- [DATA IN THIS EXERCISE]:
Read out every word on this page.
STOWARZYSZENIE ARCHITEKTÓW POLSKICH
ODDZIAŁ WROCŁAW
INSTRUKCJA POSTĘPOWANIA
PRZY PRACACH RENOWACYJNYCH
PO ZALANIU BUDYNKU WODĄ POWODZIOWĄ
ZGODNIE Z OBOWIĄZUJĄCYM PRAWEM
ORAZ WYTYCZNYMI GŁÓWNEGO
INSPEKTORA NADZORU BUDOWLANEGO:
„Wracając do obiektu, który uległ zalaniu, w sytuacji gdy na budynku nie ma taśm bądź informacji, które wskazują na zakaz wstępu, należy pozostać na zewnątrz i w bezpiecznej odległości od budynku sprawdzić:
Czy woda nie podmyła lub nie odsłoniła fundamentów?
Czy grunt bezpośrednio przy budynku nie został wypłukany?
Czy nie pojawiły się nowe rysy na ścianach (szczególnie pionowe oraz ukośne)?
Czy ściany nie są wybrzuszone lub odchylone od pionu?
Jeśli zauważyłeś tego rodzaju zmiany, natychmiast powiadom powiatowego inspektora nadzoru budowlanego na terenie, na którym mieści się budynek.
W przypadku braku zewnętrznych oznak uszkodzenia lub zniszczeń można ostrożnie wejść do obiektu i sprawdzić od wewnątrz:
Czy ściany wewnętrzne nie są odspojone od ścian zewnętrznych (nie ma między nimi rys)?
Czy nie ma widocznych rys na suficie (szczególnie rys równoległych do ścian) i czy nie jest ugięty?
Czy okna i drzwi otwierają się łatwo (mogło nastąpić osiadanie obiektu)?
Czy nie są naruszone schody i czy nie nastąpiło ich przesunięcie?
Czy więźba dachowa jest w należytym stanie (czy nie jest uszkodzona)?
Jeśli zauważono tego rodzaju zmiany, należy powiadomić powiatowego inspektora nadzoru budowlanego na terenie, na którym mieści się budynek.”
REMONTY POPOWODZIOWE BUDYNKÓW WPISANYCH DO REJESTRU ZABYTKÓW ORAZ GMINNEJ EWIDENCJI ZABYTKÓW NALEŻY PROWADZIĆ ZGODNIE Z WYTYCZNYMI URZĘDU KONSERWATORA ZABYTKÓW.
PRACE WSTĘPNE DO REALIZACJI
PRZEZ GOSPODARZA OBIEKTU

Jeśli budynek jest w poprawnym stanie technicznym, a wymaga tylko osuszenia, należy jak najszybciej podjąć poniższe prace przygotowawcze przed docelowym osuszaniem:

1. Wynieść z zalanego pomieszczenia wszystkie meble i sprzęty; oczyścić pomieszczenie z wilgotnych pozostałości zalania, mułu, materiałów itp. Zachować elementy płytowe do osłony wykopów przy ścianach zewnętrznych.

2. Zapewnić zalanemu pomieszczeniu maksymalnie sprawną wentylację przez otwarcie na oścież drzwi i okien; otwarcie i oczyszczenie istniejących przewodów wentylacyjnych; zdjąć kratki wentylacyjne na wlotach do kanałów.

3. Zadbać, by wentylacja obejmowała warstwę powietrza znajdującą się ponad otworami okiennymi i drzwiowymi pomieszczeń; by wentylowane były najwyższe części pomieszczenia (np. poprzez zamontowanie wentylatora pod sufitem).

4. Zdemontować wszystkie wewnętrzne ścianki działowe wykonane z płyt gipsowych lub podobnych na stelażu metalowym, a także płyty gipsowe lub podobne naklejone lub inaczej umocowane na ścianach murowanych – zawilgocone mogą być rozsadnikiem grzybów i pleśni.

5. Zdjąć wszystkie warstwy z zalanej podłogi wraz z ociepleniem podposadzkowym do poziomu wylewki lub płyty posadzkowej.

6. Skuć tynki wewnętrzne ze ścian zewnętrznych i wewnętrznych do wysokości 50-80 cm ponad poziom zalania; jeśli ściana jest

==

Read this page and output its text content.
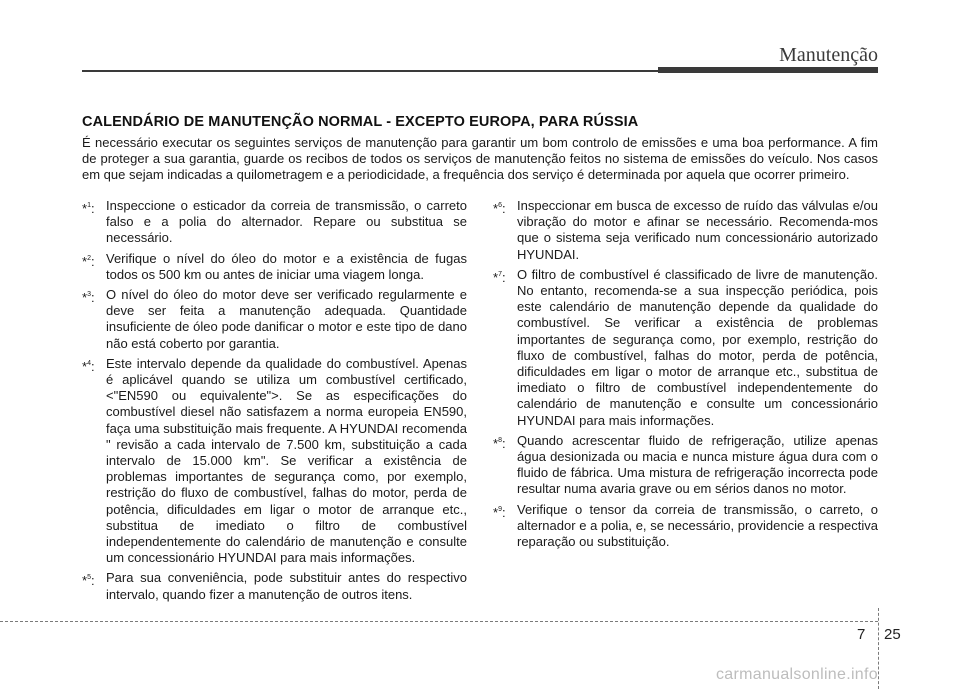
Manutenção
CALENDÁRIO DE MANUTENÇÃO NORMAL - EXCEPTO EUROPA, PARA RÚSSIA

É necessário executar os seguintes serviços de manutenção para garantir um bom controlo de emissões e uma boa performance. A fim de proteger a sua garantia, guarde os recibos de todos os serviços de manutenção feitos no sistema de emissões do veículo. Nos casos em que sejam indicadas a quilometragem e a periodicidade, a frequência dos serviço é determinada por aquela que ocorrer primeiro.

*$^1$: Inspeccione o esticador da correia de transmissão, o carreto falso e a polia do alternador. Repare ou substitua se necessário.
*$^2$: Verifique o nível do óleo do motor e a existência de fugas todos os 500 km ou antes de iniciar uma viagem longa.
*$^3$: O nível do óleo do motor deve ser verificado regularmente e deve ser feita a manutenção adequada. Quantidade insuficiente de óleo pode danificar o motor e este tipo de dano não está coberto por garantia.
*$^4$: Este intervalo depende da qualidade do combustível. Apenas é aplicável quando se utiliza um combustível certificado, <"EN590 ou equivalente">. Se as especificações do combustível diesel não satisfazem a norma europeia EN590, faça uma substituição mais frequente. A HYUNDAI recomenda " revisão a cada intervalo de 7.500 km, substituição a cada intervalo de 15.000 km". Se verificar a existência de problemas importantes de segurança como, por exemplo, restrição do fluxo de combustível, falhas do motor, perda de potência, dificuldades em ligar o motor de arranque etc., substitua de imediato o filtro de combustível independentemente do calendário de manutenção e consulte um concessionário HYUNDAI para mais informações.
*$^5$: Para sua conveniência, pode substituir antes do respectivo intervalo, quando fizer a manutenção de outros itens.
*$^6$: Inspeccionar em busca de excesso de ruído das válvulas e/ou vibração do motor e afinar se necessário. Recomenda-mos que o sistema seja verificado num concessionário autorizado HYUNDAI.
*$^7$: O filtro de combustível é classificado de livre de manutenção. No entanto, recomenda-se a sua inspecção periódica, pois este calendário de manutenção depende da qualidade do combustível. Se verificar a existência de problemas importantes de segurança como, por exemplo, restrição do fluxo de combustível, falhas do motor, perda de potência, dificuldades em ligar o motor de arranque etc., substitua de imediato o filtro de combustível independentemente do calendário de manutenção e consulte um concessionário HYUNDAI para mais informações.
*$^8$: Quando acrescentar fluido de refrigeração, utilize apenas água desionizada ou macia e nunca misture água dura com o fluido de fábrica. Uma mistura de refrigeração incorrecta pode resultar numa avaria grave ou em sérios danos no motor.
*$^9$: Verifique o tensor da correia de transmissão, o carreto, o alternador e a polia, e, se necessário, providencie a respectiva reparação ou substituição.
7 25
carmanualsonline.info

==

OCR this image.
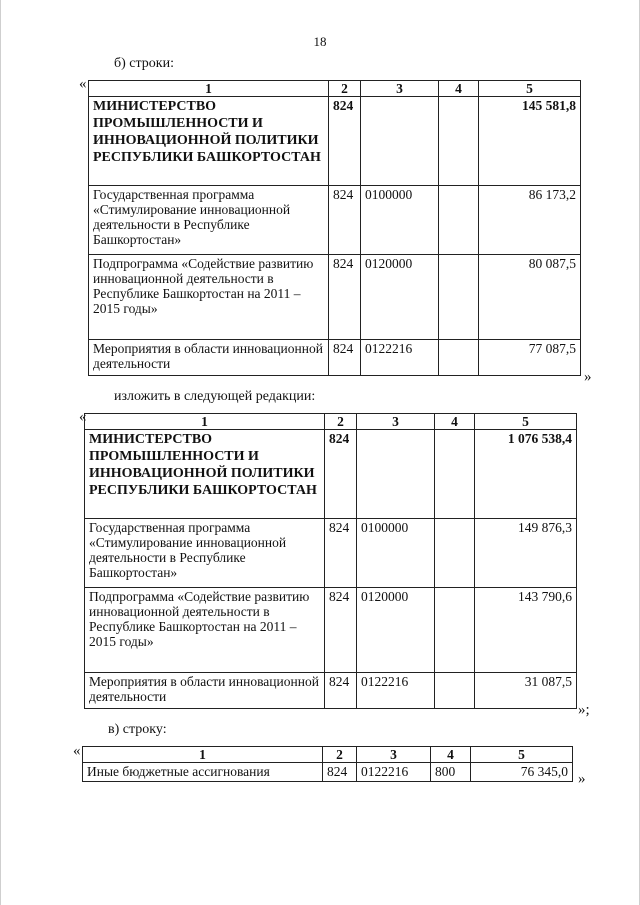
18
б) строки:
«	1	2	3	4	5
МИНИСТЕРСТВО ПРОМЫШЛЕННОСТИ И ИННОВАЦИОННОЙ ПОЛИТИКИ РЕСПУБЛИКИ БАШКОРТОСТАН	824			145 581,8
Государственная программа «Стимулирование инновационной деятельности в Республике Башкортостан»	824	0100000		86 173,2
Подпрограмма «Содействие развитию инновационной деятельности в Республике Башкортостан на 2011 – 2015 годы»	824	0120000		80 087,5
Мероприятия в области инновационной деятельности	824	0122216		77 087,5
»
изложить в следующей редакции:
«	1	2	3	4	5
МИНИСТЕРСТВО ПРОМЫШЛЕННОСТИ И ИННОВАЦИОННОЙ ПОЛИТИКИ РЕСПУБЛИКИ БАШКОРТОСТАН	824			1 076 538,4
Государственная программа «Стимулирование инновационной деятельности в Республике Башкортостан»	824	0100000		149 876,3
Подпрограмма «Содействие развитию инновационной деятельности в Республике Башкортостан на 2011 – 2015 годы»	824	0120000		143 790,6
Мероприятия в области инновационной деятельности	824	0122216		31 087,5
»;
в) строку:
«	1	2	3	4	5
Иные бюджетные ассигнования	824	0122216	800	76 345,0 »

- [YOUR INSTRUCTIONS]: Which lines hold the word "óleo"? Show each one.

- [THE RESULT]:
*$^2$: Verifique o nível do óleo do motor e a existência de fugas todos os 500 km ou antes de iniciar uma viagem longa.
*$^3$: O nível do óleo do motor deve ser verificado regularmente e deve ser feita a manutenção adequada. Quantidade insuficiente de óleo pode danificar o motor e este tipo de dano não está coberto por garantia.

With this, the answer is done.